* Record set
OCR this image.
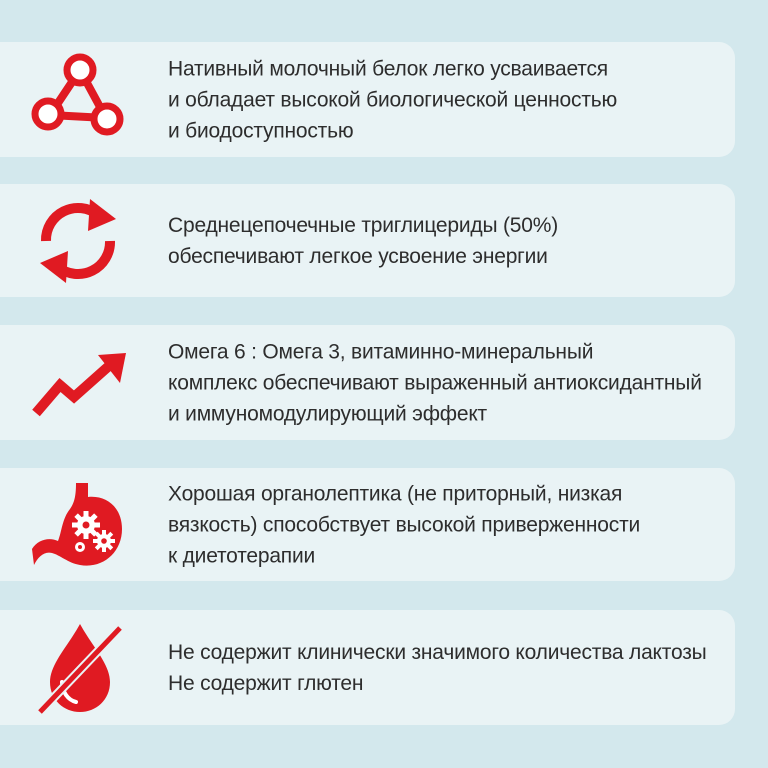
Нативный молочный белок легко усваивается
и обладает высокой биологической ценностью
и биодоступностью
Среднецепочечные триглицериды (50%)
обеспечивают легкое усвоение энергии
Омега 6 : Омега 3, витаминно-минеральный
комплекс обеспечивают выраженный антиоксидантный
и иммуномодулирующий эффект
Хорошая органолептика (не приторный, низкая
вязкость) способствует высокой приверженности
к диетотерапии
Не содержит клинически значимого количества лактозы
Не содержит глютен
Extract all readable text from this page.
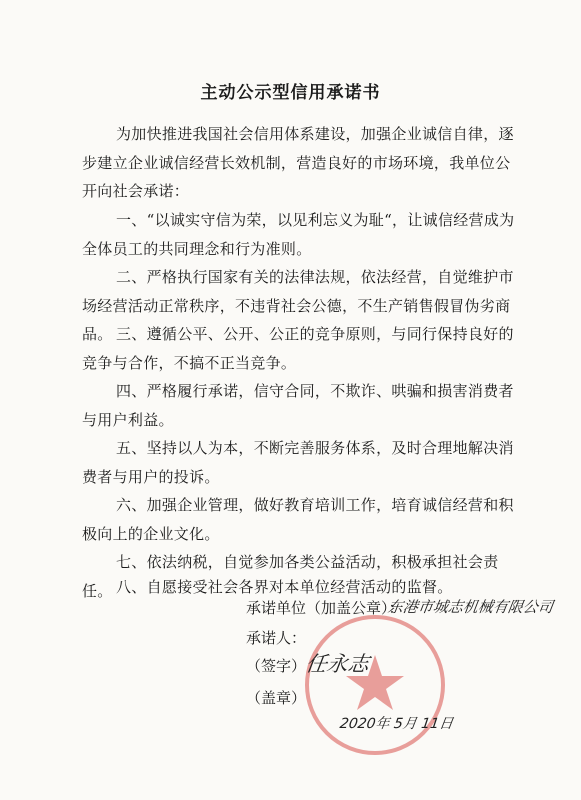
主动公示型信用承诺书
为加快推进我国社会信用体系建设，加强企业诚信自律，逐步建立企业诚信经营长效机制，营造良好的市场环境，我单位公开向社会承诺：
一、“以诚实守信为荣，以见利忘义为耻“，让诚信经营成为全体员工的共同理念和行为准则。
二、严格执行国家有关的法律法规，依法经营，自觉维护市场经营活动正常秩序，不违背社会公德，不生产销售假冒伪劣商品。 三、遵循公平、公开、公正的竞争原则，与同行保持良好的竞争与合作，不搞不正当竞争。
四、严格履行承诺，信守合同，不欺诈、哄骗和损害消费者与用户利益。
五、坚持以人为本，不断完善服务体系，及时合理地解决消费者与用户的投诉。
六、加强企业管理，做好教育培训工作，培育诚信经营和积极向上的企业文化。
七、依法纳税，自觉参加各类公益活动，积极承担社会责任。 八、自愿接受社会各界对本单位经营活动的监督。
承诺单位（加盖公章）：
东港市城志机械有限公司
承诺人：
（签字）
任永志
（盖章）
2020年 5月 11日
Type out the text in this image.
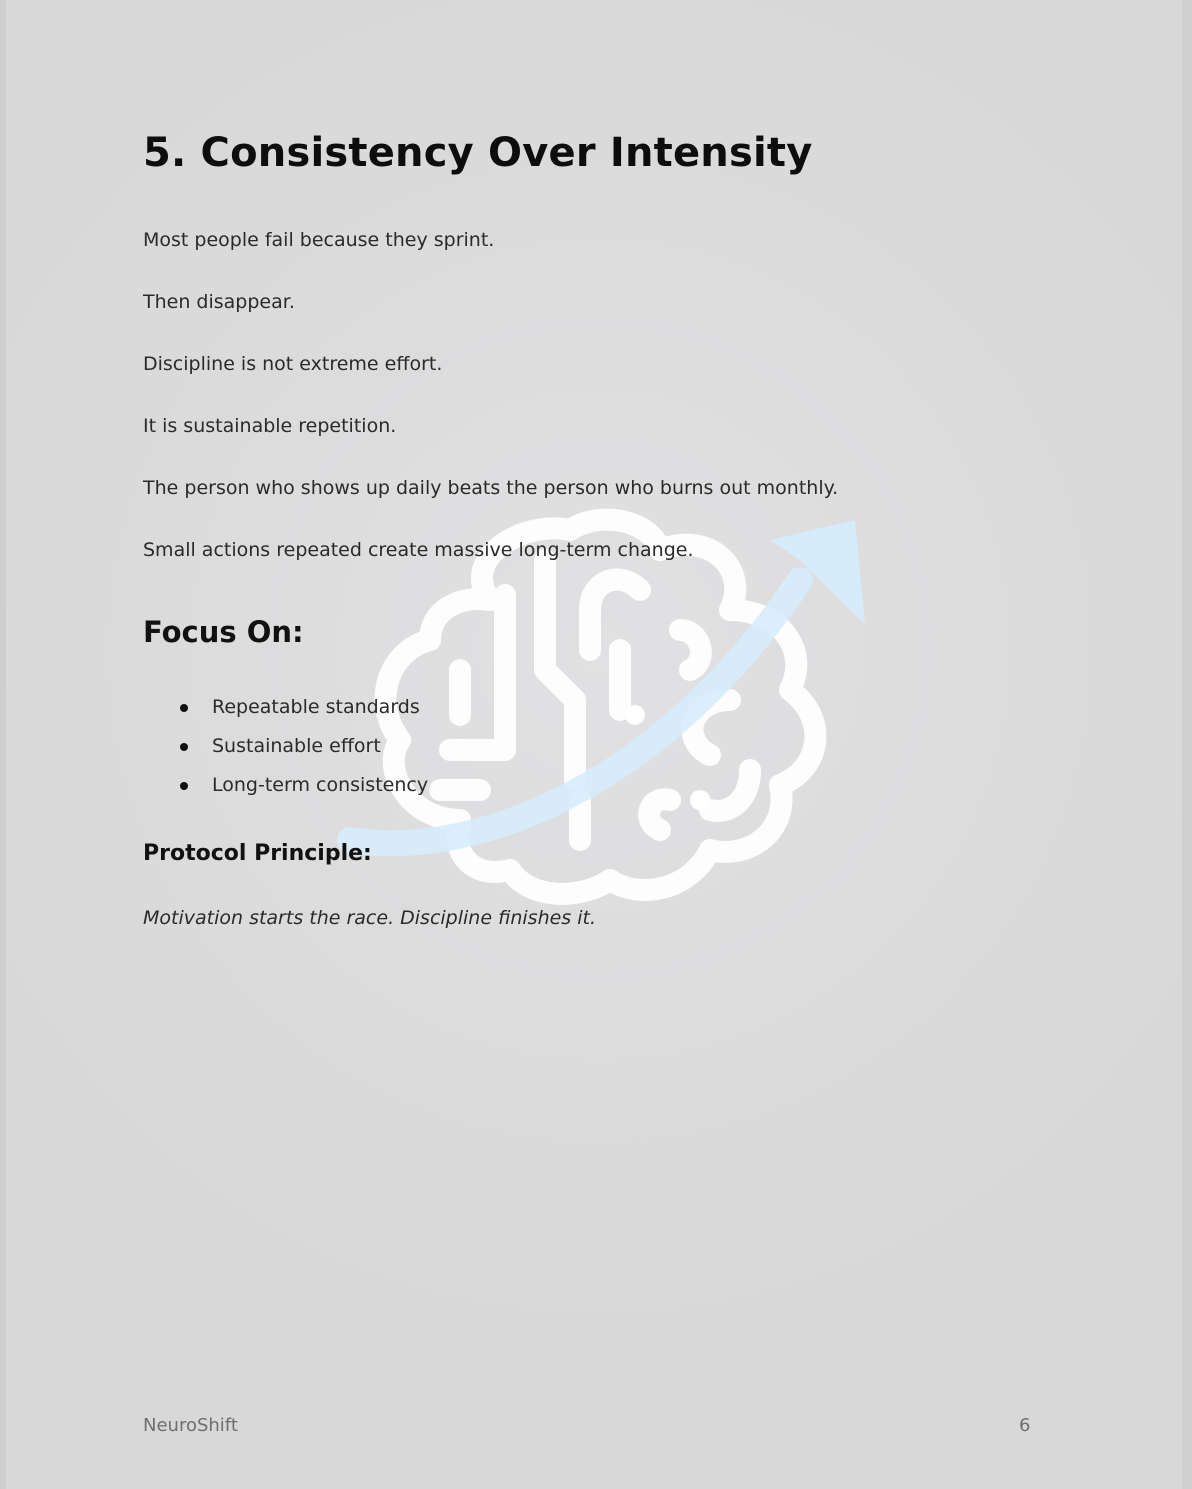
5. Consistency Over Intensity

Most people fail because they sprint.

Then disappear.

Discipline is not extreme effort.

It is sustainable repetition.

The person who shows up daily beats the person who burns out monthly.

Small actions repeated create massive long-term change.

Focus On:
Repeatable standards
Sustainable effort
Long-term consistency
Protocol Principle:

Motivation starts the race. Discipline finishes it.

NeuroShift	6
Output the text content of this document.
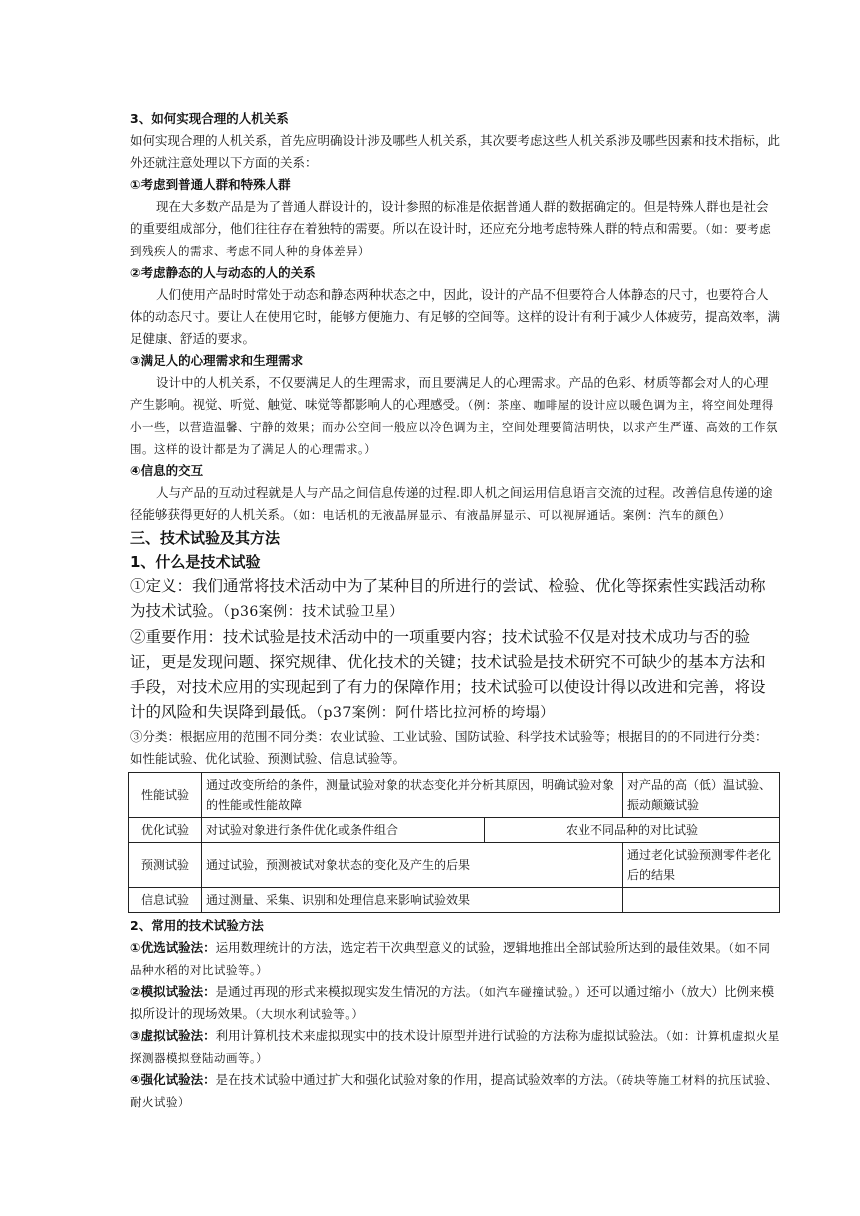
3、如何实现合理的人机关系

如何实现合理的人机关系，首先应明确设计涉及哪些人机关系，其次要考虑这些人机关系涉及哪些因素和技术指标，此外还就注意处理以下方面的关系：

①考虑到普通人群和特殊人群

现在大多数产品是为了普通人群设计的，设计参照的标准是依据普通人群的数据确定的。但是特殊人群也是社会的重要组成部分，他们往往存在着独特的需要。所以在设计时，还应充分地考虑特殊人群的特点和需要。（如：要考虑到残疾人的需求、考虑不同人种的身体差异）

②考虑静态的人与动态的人的关系

人们使用产品时时常处于动态和静态两种状态之中，因此，设计的产品不但要符合人体静态的尺寸，也要符合人体的动态尺寸。要让人在使用它时，能够方便施力、有足够的空间等。这样的设计有利于减少人体疲劳，提高效率，满足健康、舒适的要求。

③满足人的心理需求和生理需求

设计中的人机关系，不仅要满足人的生理需求，而且要满足人的心理需求。产品的色彩、材质等都会对人的心理产生影响。视觉、听觉、触觉、味觉等都影响人的心理感受。（例：茶座、咖啡屋的设计应以暖色调为主，将空间处理得小一些，以营造温馨、宁静的效果；而办公空间一般应以冷色调为主，空间处理要简洁明快，以求产生严谨、高效的工作氛围。这样的设计都是为了满足人的心理需求。）

④信息的交互

人与产品的互动过程就是人与产品之间信息传递的过程.即人机之间运用信息语言交流的过程。改善信息传递的途径能够获得更好的人机关系。（如：电话机的无液晶屏显示、有液晶屏显示、可以视屏通话。案例：汽车的颜色）

三、技术试验及其方法

1、什么是技术试验

①定义：我们通常将技术活动中为了某种目的所进行的尝试、检验、优化等探索性实践活动称为技术试验。（p36案例：技术试验卫星）

②重要作用：技术试验是技术活动中的一项重要内容；技术试验不仅是对技术成功与否的验证，更是发现问题、探究规律、优化技术的关键；技术试验是技术研究不可缺少的基本方法和手段，对技术应用的实现起到了有力的保障作用；技术试验可以使设计得以改进和完善，将设计的风险和失误降到最低。（p37案例：阿什塔比拉河桥的垮塌）

③分类：根据应用的范围不同分类：农业试验、工业试验、国防试验、科学技术试验等；根据目的的不同进行分类：如性能试验、优化试验、预测试验、信息试验等。

性能试验	通过改变所给的条件，测量试验对象的状态变化并分析其原因，明确试验对象的性能或性能故障		对产品的高（低）温试验、振动颠簸试验
优化试验	对试验对象进行条件优化或条件组合	农业不同品种的对比试验	
预测试验	通过试验，预测被试对象状态的变化及产生的后果		通过老化试验预测零件老化后的结果
信息试验	通过测量、采集、识别和处理信息来影响试验效果		

2、常用的技术试验方法

①优选试验法：运用数理统计的方法，选定若干次典型意义的试验，逻辑地推出全部试验所达到的最佳效果。（如不同品种水稻的对比试验等。）

②模拟试验法：是通过再现的形式来模拟现实发生情况的方法。（如汽车碰撞试验。）还可以通过缩小（放大）比例来模拟所设计的现场效果。（大坝水利试验等。）

③虚拟试验法：利用计算机技术来虚拟现实中的技术设计原型并进行试验的方法称为虚拟试验法。（如：计算机虚拟火星探测器模拟登陆动画等。）

④强化试验法：是在技术试验中通过扩大和强化试验对象的作用，提高试验效率的方法。（砖块等施工材料的抗压试验、耐火试验）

* What to work on
Each record above should be copied character for character, with pictures dropped.

* Task answer
OCR this image.
Нативный молочный белок легко усваивается
и обладает высокой биологической ценностью
и биодоступностью
Среднецепочечные триглицериды (50%)
обеспечивают легкое усвоение энергии
Омега 6 : Омега 3, витаминно-минеральный
комплекс обеспечивают выраженный антиоксидантный
и иммуномодулирующий эффект
Хорошая органолептика (не приторный, низкая
вязкость) способствует высокой приверженности
к диетотерапии
Не содержит клинически значимого количества лактозы
Не содержит глютен
Extract all readable text from this page.
主动公示型信用承诺书
为加快推进我国社会信用体系建设，加强企业诚信自律，逐步建立企业诚信经营长效机制，营造良好的市场环境，我单位公开向社会承诺：
一、“以诚实守信为荣，以见利忘义为耻“，让诚信经营成为全体员工的共同理念和行为准则。
二、严格执行国家有关的法律法规，依法经营，自觉维护市场经营活动正常秩序，不违背社会公德，不生产销售假冒伪劣商品。 三、遵循公平、公开、公正的竞争原则，与同行保持良好的竞争与合作，不搞不正当竞争。
四、严格履行承诺，信守合同，不欺诈、哄骗和损害消费者与用户利益。
五、坚持以人为本，不断完善服务体系，及时合理地解决消费者与用户的投诉。
六、加强企业管理，做好教育培训工作，培育诚信经营和积极向上的企业文化。
七、依法纳税，自觉参加各类公益活动，积极承担社会责任。 八、自愿接受社会各界对本单位经营活动的监督。
承诺单位（加盖公章）：
东港市城志机械有限公司
承诺人：
（签字）
任永志
（盖章）
2020年 5月 11日
Type out the text in this image.
5. Consistency Over Intensity

Most people fail because they sprint.

Then disappear.

Discipline is not extreme effort.

It is sustainable repetition.

The person who shows up daily beats the person who burns out monthly.

Small actions repeated create massive long-term change.

Focus On:
Repeatable standards
Sustainable effort
Long-term consistency
Protocol Principle:

Motivation starts the race. Discipline finishes it.

NeuroShift	6
Output the text content of this document.
3、如何实现合理的人机关系

如何实现合理的人机关系，首先应明确设计涉及哪些人机关系，其次要考虑这些人机关系涉及哪些因素和技术指标，此外还就注意处理以下方面的关系：

①考虑到普通人群和特殊人群

现在大多数产品是为了普通人群设计的，设计参照的标准是依据普通人群的数据确定的。但是特殊人群也是社会的重要组成部分，他们往往存在着独特的需要。所以在设计时，还应充分地考虑特殊人群的特点和需要。（如：要考虑到残疾人的需求、考虑不同人种的身体差异）

②考虑静态的人与动态的人的关系

人们使用产品时时常处于动态和静态两种状态之中，因此，设计的产品不但要符合人体静态的尺寸，也要符合人体的动态尺寸。要让人在使用它时，能够方便施力、有足够的空间等。这样的设计有利于减少人体疲劳，提高效率，满足健康、舒适的要求。

③满足人的心理需求和生理需求

设计中的人机关系，不仅要满足人的生理需求，而且要满足人的心理需求。产品的色彩、材质等都会对人的心理产生影响。视觉、听觉、触觉、味觉等都影响人的心理感受。（例：茶座、咖啡屋的设计应以暖色调为主，将空间处理得小一些，以营造温馨、宁静的效果；而办公空间一般应以冷色调为主，空间处理要简洁明快，以求产生严谨、高效的工作氛围。这样的设计都是为了满足人的心理需求。）

④信息的交互

人与产品的互动过程就是人与产品之间信息传递的过程.即人机之间运用信息语言交流的过程。改善信息传递的途径能够获得更好的人机关系。（如：电话机的无液晶屏显示、有液晶屏显示、可以视屏通话。案例：汽车的颜色）

三、技术试验及其方法

1、什么是技术试验

①定义：我们通常将技术活动中为了某种目的所进行的尝试、检验、优化等探索性实践活动称为技术试验。（p36案例：技术试验卫星）

②重要作用：技术试验是技术活动中的一项重要内容；技术试验不仅是对技术成功与否的验证，更是发现问题、探究规律、优化技术的关键；技术试验是技术研究不可缺少的基本方法和手段，对技术应用的实现起到了有力的保障作用；技术试验可以使设计得以改进和完善，将设计的风险和失误降到最低。（p37案例：阿什塔比拉河桥的垮塌）

③分类：根据应用的范围不同分类：农业试验、工业试验、国防试验、科学技术试验等；根据目的的不同进行分类：如性能试验、优化试验、预测试验、信息试验等。

性能试验	通过改变所给的条件，测量试验对象的状态变化并分析其原因，明确试验对象的性能或性能故障		对产品的高（低）温试验、振动颠簸试验
优化试验	对试验对象进行条件优化或条件组合	农业不同品种的对比试验	
预测试验	通过试验，预测被试对象状态的变化及产生的后果		通过老化试验预测零件老化后的结果
信息试验	通过测量、采集、识别和处理信息来影响试验效果		

2、常用的技术试验方法

①优选试验法：运用数理统计的方法，选定若干次典型意义的试验，逻辑地推出全部试验所达到的最佳效果。（如不同品种水稻的对比试验等。）

②模拟试验法：是通过再现的形式来模拟现实发生情况的方法。（如汽车碰撞试验。）还可以通过缩小（放大）比例来模拟所设计的现场效果。（大坝水利试验等。）

③虚拟试验法：利用计算机技术来虚拟现实中的技术设计原型并进行试验的方法称为虚拟试验法。（如：计算机虚拟火星探测器模拟登陆动画等。）

④强化试验法：是在技术试验中通过扩大和强化试验对象的作用，提高试验效率的方法。（砖块等施工材料的抗压试验、耐火试验）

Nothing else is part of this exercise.